_RECORDS TO USE_.
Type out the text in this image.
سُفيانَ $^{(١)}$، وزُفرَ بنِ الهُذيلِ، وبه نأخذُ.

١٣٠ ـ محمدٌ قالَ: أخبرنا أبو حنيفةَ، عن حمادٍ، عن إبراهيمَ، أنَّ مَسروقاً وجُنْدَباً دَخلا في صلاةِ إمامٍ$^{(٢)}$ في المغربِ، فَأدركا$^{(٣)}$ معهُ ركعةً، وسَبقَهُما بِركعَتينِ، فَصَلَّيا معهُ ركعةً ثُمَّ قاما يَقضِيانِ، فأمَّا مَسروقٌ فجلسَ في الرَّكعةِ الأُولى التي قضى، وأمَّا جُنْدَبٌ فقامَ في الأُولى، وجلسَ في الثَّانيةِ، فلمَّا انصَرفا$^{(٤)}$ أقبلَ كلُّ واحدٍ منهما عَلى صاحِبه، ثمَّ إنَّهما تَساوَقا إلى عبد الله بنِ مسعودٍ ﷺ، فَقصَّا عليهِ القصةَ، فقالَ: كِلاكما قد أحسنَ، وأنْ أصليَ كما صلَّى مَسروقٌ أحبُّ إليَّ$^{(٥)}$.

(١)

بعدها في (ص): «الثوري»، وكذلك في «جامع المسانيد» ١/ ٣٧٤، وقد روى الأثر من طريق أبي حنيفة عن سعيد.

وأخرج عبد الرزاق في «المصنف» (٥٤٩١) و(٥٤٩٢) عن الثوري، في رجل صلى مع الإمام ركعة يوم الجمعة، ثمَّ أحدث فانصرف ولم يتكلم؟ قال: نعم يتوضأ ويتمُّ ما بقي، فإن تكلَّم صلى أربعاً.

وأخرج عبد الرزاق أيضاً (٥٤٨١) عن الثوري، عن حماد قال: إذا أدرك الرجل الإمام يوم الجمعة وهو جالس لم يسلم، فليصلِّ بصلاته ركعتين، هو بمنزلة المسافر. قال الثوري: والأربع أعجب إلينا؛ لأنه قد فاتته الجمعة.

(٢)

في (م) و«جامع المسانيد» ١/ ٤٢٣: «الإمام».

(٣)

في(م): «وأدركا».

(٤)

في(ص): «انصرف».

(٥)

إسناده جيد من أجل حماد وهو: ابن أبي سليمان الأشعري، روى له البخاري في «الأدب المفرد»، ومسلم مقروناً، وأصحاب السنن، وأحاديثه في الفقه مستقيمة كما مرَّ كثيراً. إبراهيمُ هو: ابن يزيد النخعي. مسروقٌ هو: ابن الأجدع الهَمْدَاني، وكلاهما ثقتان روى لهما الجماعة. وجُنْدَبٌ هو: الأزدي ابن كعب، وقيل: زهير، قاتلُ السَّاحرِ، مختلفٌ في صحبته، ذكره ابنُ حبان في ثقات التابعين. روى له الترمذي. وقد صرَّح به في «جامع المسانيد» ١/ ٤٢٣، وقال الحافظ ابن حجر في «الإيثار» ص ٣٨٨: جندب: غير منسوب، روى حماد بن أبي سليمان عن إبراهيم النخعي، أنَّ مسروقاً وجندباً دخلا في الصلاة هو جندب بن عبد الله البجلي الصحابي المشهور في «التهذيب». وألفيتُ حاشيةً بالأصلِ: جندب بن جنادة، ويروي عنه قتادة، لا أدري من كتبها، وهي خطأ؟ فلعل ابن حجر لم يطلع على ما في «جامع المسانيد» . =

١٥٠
--
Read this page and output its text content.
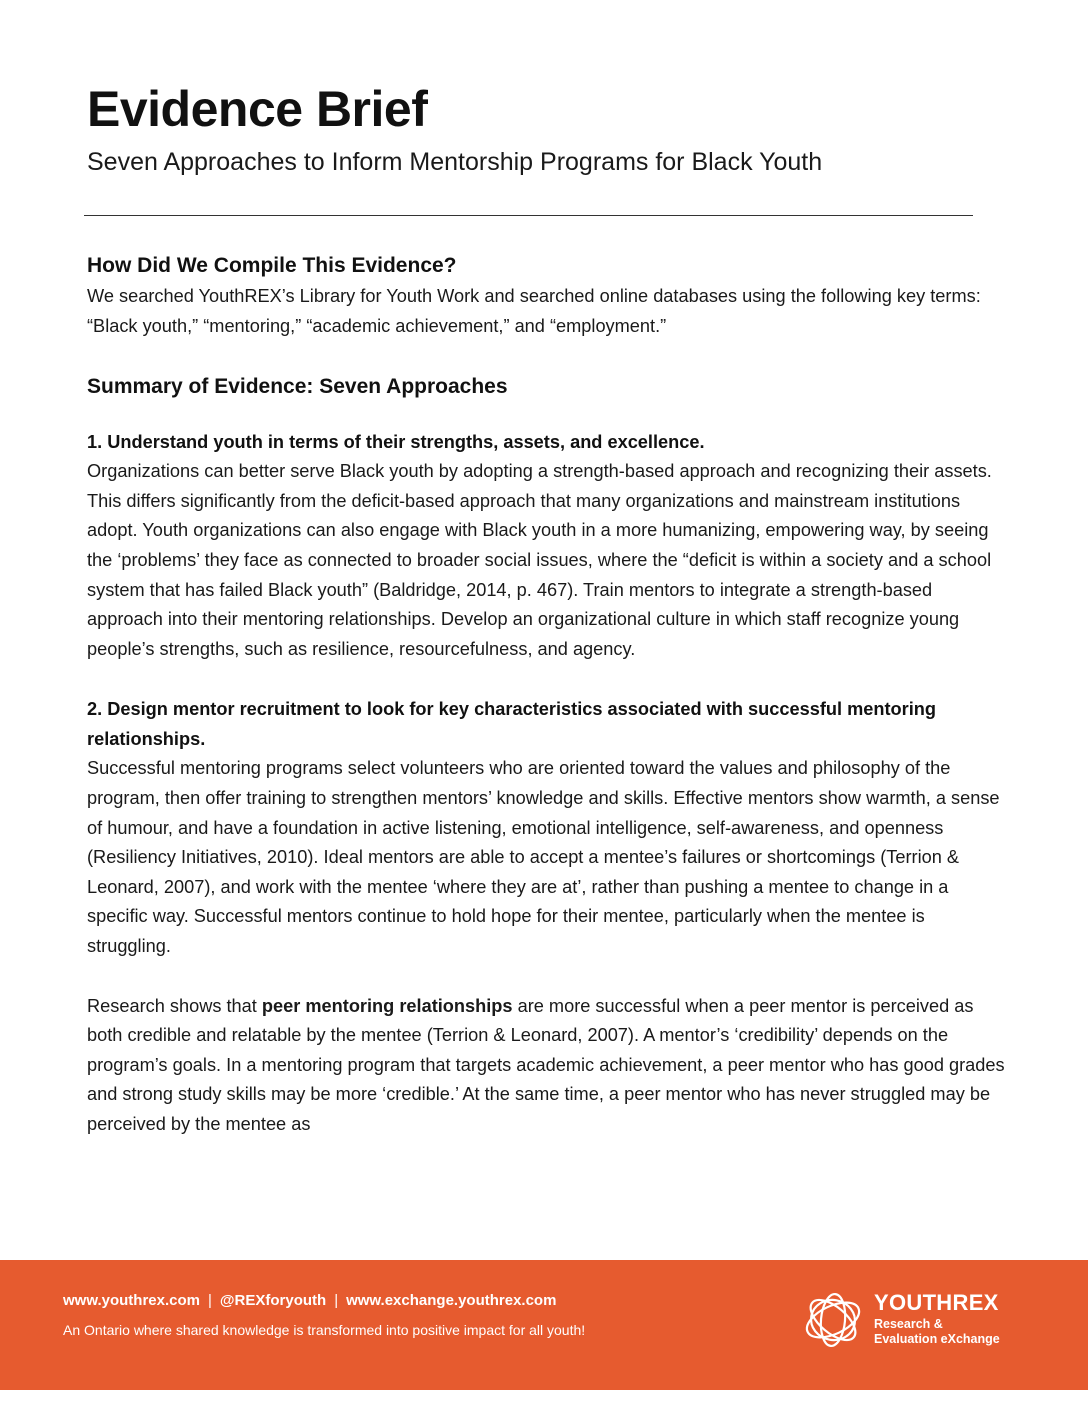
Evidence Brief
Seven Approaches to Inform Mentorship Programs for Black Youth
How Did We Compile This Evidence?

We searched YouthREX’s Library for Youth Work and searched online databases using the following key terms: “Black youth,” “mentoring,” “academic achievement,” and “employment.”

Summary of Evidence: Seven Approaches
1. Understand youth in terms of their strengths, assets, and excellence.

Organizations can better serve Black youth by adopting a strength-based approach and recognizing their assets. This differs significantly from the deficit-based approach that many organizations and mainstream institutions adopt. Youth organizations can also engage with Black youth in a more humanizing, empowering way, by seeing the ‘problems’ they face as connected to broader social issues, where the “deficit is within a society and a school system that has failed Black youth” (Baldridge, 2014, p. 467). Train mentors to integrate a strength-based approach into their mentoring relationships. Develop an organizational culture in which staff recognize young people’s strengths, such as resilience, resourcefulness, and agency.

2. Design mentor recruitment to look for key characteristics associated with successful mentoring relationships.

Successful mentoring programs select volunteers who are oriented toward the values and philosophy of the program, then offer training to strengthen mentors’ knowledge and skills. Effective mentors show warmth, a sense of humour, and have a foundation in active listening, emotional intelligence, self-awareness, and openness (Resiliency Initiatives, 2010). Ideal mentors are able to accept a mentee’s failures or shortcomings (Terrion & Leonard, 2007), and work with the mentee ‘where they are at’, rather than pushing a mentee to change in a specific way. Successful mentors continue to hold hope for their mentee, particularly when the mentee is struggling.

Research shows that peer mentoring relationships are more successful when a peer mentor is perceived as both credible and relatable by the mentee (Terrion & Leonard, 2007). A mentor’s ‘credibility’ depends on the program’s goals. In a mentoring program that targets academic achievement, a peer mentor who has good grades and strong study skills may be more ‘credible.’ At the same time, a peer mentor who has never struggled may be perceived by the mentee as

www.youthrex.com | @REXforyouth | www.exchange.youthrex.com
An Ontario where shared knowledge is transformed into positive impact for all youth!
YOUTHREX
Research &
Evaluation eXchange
...
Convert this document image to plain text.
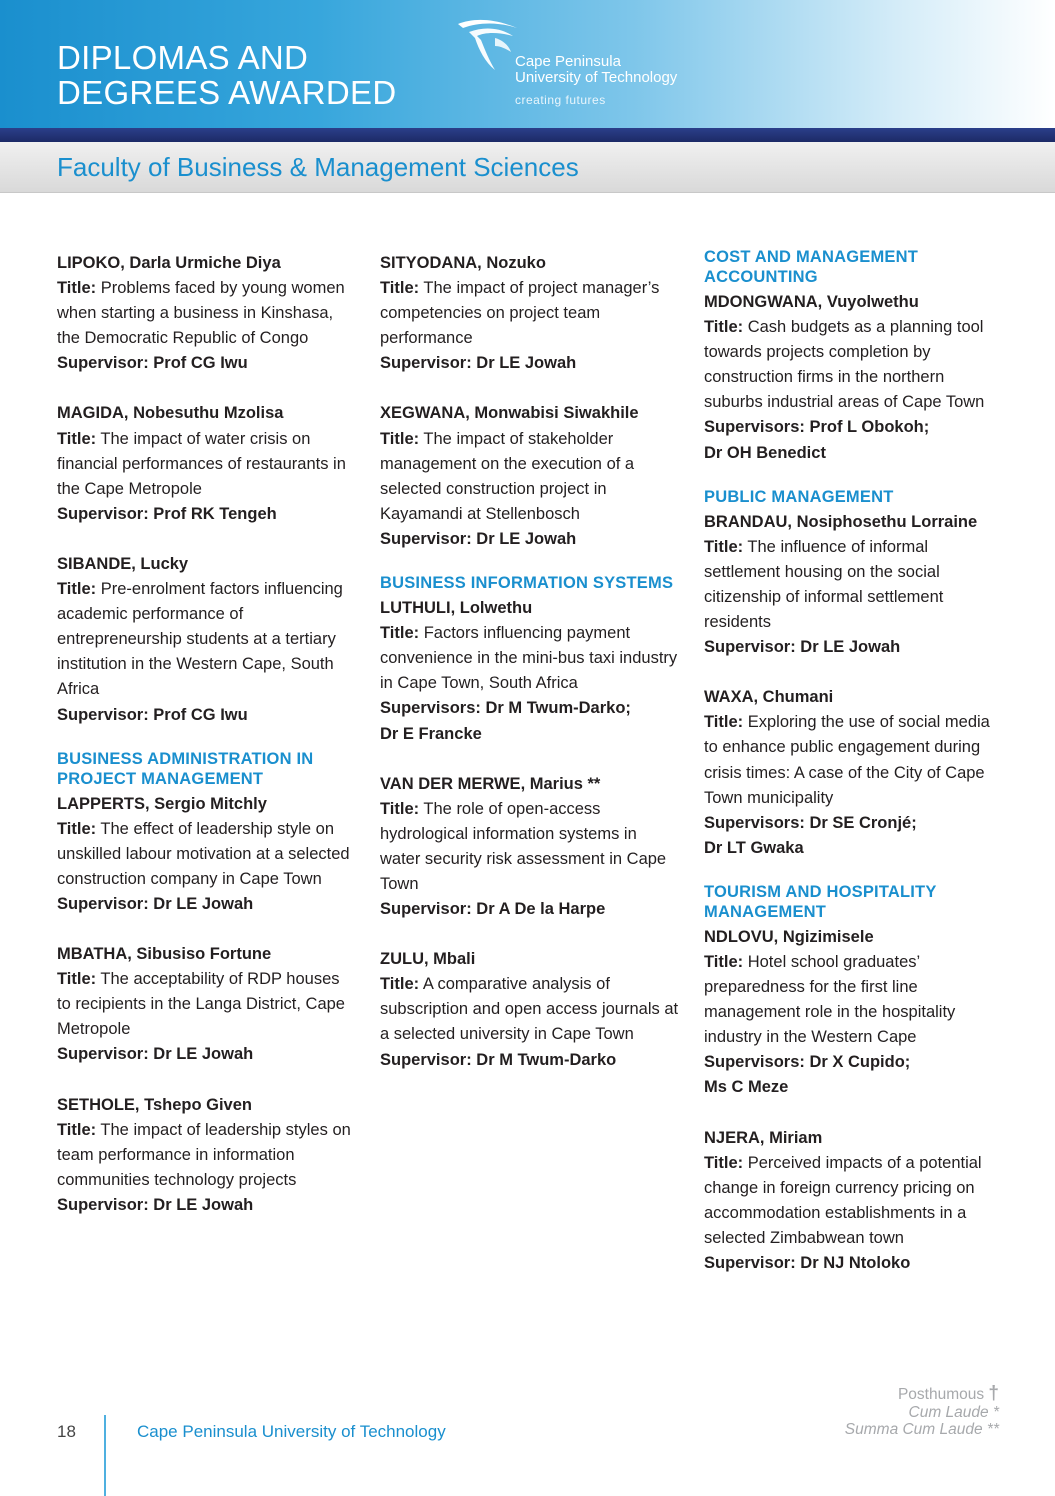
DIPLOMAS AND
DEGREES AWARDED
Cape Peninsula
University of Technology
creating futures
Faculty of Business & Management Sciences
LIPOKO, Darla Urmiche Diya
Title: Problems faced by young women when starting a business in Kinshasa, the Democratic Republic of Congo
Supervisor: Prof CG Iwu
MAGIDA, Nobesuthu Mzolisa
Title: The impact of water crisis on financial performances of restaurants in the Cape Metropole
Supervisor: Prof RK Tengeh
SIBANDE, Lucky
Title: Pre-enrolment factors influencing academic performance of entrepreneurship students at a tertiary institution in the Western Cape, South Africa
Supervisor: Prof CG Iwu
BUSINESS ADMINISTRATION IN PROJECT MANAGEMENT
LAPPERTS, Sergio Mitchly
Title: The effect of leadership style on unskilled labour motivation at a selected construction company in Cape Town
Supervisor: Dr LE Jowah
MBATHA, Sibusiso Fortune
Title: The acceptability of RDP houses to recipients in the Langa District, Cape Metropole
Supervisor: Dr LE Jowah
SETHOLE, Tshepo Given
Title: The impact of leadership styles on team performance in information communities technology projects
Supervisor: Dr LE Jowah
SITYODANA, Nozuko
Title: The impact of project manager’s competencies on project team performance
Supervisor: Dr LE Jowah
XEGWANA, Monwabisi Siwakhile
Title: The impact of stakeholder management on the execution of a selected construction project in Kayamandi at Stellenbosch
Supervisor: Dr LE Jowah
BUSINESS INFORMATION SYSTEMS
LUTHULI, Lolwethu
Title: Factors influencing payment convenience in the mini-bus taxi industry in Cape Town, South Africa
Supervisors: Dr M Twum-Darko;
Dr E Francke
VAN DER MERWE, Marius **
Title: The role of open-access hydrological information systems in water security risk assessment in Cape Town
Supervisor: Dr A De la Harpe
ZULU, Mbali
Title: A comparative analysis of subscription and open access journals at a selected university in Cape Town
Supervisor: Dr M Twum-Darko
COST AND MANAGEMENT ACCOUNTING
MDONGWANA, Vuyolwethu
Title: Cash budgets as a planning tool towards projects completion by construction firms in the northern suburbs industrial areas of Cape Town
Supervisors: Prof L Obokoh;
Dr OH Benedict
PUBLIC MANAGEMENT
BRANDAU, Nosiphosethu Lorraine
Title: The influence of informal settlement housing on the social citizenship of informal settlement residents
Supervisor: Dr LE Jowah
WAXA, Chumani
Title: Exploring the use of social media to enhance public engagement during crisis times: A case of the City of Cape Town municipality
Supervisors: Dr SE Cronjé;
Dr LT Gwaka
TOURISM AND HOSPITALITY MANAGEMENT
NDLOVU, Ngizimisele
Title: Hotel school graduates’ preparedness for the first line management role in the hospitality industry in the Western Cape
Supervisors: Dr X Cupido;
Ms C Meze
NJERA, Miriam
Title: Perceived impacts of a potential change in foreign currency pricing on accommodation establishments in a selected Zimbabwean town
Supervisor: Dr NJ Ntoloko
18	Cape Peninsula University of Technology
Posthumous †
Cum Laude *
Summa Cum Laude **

_EXERCISE DESCRIPTION_.
Pull out every line containing "crisis".

_SOLUTION FOR THIS PROBLEM_.
Title: The impact of water crisis on financial performances of restaurants in the Cape Metropole
Title: Exploring the use of social media to enhance public engagement during crisis times: A case of the City of Cape Town municipality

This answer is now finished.